WRITTEN REQUEST:
Whenever a line below holds the word "Date", copy that line.

DATA SUPPLIED:
---+---

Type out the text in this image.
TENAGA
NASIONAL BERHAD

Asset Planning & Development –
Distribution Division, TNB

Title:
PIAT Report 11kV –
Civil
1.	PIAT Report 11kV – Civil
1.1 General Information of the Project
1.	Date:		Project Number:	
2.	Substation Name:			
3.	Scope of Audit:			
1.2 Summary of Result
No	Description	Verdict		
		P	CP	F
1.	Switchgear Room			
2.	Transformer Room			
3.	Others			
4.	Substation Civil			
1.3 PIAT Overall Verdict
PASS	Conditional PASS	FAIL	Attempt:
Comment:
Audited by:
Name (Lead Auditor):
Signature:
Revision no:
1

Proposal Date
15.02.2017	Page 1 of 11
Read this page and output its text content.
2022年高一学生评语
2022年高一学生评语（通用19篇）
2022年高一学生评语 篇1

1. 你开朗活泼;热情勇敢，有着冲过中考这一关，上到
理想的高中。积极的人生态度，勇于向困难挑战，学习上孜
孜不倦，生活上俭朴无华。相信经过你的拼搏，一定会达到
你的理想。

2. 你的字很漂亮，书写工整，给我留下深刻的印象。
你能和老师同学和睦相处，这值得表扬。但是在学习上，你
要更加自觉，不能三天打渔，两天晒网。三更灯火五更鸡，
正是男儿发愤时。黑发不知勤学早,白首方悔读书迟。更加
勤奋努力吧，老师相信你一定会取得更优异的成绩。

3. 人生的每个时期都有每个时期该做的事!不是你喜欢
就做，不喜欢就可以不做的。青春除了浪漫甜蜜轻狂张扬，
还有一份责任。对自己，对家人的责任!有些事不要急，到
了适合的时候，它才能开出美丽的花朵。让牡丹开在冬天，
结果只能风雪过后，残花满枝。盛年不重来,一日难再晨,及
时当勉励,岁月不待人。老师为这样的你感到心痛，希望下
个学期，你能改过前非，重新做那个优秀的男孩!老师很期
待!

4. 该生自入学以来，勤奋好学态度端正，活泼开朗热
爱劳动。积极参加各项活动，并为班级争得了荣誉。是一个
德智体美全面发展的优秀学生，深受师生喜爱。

---+---

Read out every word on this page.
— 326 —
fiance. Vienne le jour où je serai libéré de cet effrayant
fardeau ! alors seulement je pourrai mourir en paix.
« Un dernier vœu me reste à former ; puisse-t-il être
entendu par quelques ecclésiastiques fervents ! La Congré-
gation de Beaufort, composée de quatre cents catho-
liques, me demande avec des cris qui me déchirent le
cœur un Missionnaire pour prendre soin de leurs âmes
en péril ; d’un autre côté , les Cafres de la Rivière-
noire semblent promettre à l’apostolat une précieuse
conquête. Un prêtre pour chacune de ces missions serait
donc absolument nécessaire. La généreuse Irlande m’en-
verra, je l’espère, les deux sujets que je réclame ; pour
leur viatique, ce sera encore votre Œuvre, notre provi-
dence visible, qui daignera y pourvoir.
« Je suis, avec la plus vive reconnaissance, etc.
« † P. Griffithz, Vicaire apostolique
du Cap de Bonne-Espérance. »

---+---

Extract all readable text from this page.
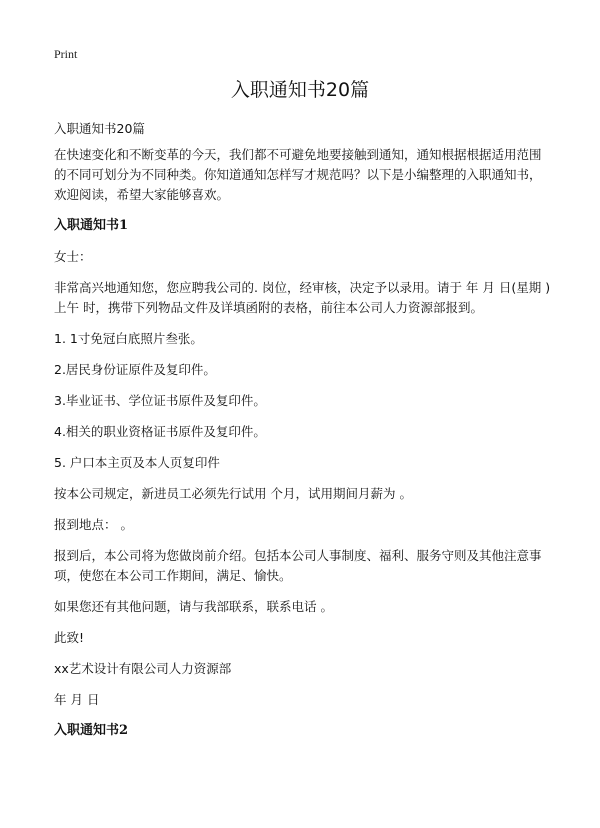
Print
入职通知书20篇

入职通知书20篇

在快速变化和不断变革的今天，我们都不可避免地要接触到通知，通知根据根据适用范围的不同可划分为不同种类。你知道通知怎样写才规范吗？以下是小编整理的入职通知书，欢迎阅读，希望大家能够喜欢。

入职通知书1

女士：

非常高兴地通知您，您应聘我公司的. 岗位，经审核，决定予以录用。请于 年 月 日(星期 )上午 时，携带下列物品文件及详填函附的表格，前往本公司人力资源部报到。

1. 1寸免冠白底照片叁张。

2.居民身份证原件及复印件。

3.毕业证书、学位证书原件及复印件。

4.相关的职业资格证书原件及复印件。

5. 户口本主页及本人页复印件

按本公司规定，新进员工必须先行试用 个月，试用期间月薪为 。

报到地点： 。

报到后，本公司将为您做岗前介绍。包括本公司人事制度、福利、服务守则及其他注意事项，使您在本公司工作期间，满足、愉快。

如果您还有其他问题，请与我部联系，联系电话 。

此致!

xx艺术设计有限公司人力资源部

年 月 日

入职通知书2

---+---

SOLUTION FOR THIS TASK:
1.	Date:		Project Number:	
Proposal Date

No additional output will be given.